-- START OF MATERIAL FOR THE TASK --

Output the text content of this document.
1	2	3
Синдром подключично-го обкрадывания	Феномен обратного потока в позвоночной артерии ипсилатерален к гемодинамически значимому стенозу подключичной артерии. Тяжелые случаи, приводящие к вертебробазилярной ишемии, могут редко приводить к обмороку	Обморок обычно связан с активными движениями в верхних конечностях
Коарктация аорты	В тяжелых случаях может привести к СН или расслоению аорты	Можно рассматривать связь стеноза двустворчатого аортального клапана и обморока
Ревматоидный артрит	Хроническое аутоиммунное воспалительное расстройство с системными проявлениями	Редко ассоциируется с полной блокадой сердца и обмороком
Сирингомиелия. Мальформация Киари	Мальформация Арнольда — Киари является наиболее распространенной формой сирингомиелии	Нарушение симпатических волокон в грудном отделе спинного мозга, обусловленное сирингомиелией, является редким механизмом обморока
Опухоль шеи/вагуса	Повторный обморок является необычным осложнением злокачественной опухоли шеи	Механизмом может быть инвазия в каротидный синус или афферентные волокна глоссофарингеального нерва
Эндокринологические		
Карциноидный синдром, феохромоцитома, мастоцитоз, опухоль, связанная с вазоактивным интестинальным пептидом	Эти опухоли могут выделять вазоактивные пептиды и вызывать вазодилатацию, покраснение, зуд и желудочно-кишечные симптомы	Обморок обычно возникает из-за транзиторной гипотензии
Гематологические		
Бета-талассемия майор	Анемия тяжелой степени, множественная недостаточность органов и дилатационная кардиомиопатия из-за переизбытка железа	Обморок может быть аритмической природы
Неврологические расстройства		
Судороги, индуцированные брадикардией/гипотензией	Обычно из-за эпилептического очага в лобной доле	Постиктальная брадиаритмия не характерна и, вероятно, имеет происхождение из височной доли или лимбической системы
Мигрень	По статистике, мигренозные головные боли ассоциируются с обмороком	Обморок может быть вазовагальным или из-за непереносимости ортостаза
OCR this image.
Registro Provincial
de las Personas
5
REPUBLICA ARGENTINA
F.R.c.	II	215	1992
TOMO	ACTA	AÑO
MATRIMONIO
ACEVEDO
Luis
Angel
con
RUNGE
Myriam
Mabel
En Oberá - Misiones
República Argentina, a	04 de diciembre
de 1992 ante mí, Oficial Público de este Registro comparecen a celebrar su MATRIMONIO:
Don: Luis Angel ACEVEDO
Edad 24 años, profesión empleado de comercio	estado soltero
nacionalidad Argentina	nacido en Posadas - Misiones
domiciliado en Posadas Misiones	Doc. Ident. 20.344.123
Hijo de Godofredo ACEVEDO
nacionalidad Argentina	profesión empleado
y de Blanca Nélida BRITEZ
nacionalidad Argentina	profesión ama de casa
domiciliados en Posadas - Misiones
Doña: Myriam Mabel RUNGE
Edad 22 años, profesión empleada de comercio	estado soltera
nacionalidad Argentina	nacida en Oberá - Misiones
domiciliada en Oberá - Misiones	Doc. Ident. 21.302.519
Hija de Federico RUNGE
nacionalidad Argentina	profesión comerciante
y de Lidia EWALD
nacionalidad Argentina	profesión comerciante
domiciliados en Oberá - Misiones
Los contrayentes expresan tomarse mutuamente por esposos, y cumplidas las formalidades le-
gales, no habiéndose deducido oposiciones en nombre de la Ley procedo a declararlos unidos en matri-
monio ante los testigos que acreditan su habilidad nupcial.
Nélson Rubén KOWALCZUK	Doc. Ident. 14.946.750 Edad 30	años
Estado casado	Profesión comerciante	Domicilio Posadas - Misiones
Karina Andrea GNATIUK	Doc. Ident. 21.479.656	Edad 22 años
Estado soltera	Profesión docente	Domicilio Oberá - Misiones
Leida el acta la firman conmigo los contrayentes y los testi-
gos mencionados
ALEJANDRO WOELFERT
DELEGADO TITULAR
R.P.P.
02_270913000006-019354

-- END OF MATERIAL FOR THE TASK --

Print the listing above in full, exactly as it is.

Output the text content of this document.
1	2	3
Синдром подключично-го обкрадывания	Феномен обратного потока в позвоночной артерии ипсилатерален к гемодинамически значимому стенозу подключичной артерии. Тяжелые случаи, приводящие к вертебробазилярной ишемии, могут редко приводить к обмороку	Обморок обычно связан с активными движениями в верхних конечностях
Коарктация аорты	В тяжелых случаях может привести к СН или расслоению аорты	Можно рассматривать связь стеноза двустворчатого аортального клапана и обморока
Ревматоидный артрит	Хроническое аутоиммунное воспалительное расстройство с системными проявлениями	Редко ассоциируется с полной блокадой сердца и обмороком
Сирингомиелия. Мальформация Киари	Мальформация Арнольда — Киари является наиболее распространенной формой сирингомиелии	Нарушение симпатических волокон в грудном отделе спинного мозга, обусловленное сирингомиелией, является редким механизмом обморока
Опухоль шеи/вагуса	Повторный обморок является необычным осложнением злокачественной опухоли шеи	Механизмом может быть инвазия в каротидный синус или афферентные волокна глоссофарингеального нерва
Эндокринологические		
Карциноидный синдром, феохромоцитома, мастоцитоз, опухоль, связанная с вазоактивным интестинальным пептидом	Эти опухоли могут выделять вазоактивные пептиды и вызывать вазодилатацию, покраснение, зуд и желудочно-кишечные симптомы	Обморок обычно возникает из-за транзиторной гипотензии
Гематологические		
Бета-талассемия майор	Анемия тяжелой степени, множественная недостаточность органов и дилатационная кардиомиопатия из-за переизбытка железа	Обморок может быть аритмической природы
Неврологические расстройства		
Судороги, индуцированные брадикардией/гипотензией	Обычно из-за эпилептического очага в лобной доле	Постиктальная брадиаритмия не характерна и, вероятно, имеет происхождение из височной доли или лимбической системы
Мигрень	По статистике, мигренозные головные боли ассоциируются с обмороком	Обморок может быть вазовагальным или из-за непереносимости ортостаза
OCR this image.
Registro Provincial
de las Personas
5
REPUBLICA ARGENTINA
F.R.c.	II	215	1992
TOMO	ACTA	AÑO
MATRIMONIO
ACEVEDO
Luis
Angel
con
RUNGE
Myriam
Mabel
En Oberá - Misiones
República Argentina, a	04 de diciembre
de 1992 ante mí, Oficial Público de este Registro comparecen a celebrar su MATRIMONIO:
Don: Luis Angel ACEVEDO
Edad 24 años, profesión empleado de comercio	estado soltero
nacionalidad Argentina	nacido en Posadas - Misiones
domiciliado en Posadas Misiones	Doc. Ident. 20.344.123
Hijo de Godofredo ACEVEDO
nacionalidad Argentina	profesión empleado
y de Blanca Nélida BRITEZ
nacionalidad Argentina	profesión ama de casa
domiciliados en Posadas - Misiones
Doña: Myriam Mabel RUNGE
Edad 22 años, profesión empleada de comercio	estado soltera
nacionalidad Argentina	nacida en Oberá - Misiones
domiciliada en Oberá - Misiones	Doc. Ident. 21.302.519
Hija de Federico RUNGE
nacionalidad Argentina	profesión comerciante
y de Lidia EWALD
nacionalidad Argentina	profesión comerciante
domiciliados en Oberá - Misiones
Los contrayentes expresan tomarse mutuamente por esposos, y cumplidas las formalidades le-
gales, no habiéndose deducido oposiciones en nombre de la Ley procedo a declararlos unidos en matri-
monio ante los testigos que acreditan su habilidad nupcial.
Nélson Rubén KOWALCZUK	Doc. Ident. 14.946.750 Edad 30	años
Estado casado	Profesión comerciante	Domicilio Posadas - Misiones
Karina Andrea GNATIUK	Doc. Ident. 21.479.656	Edad 22 años
Estado soltera	Profesión docente	Domicilio Oberá - Misiones
Leida el acta la firman conmigo los contrayentes y los testi-
gos mencionados
ALEJANDRO WOELFERT
DELEGADO TITULAR
R.P.P.
02_270913000006-019354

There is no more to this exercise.